Set exercise
List each line holding the string "création".

Records
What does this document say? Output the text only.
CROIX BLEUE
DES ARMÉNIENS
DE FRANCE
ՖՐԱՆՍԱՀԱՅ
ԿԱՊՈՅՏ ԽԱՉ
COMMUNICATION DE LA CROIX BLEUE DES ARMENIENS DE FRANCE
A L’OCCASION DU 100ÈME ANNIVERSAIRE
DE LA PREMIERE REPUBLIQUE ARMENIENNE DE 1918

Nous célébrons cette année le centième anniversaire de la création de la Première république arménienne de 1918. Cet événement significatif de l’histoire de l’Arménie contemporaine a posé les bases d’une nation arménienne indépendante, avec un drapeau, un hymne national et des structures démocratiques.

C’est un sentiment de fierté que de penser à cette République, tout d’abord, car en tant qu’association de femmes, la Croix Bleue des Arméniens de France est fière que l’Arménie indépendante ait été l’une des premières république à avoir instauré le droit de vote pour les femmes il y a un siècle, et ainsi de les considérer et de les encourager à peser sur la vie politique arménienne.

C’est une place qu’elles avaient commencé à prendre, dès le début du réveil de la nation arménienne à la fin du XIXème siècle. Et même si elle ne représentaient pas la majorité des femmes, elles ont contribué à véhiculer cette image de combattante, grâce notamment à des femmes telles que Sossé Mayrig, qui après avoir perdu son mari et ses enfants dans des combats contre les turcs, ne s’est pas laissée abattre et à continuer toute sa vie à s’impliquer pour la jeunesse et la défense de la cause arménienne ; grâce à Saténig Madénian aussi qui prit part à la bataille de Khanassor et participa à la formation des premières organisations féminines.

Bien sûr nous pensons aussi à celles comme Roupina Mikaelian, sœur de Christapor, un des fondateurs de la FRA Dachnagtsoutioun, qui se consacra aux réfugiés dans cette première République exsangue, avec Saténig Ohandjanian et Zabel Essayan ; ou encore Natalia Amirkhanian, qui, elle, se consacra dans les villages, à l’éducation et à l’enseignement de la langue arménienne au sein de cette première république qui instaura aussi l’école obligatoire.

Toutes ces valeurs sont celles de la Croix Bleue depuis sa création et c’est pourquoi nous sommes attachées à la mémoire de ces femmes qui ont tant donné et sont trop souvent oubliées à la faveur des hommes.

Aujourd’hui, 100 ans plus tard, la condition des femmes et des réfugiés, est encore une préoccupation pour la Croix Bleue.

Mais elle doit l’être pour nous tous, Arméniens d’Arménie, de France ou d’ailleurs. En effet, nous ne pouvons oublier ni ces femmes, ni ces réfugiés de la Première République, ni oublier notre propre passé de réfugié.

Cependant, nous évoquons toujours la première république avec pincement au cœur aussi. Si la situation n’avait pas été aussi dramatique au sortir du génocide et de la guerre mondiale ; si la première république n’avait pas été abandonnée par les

Problem solution
Nous célébrons cette année le centième anniversaire de la création de la Première république arménienne de 1918. Cet événement significatif de l’histoire de l’Arménie contemporaine a posé les bases d’une nation arménienne indépendante, avec un drapeau, un hymne national et des structures démocratiques.
Toutes ces valeurs sont celles de la Croix Bleue depuis sa création et c’est pourquoi nous sommes attachées à la mémoire de ces femmes qui ont tant donné et sont trop souvent oubliées à la faveur des hommes.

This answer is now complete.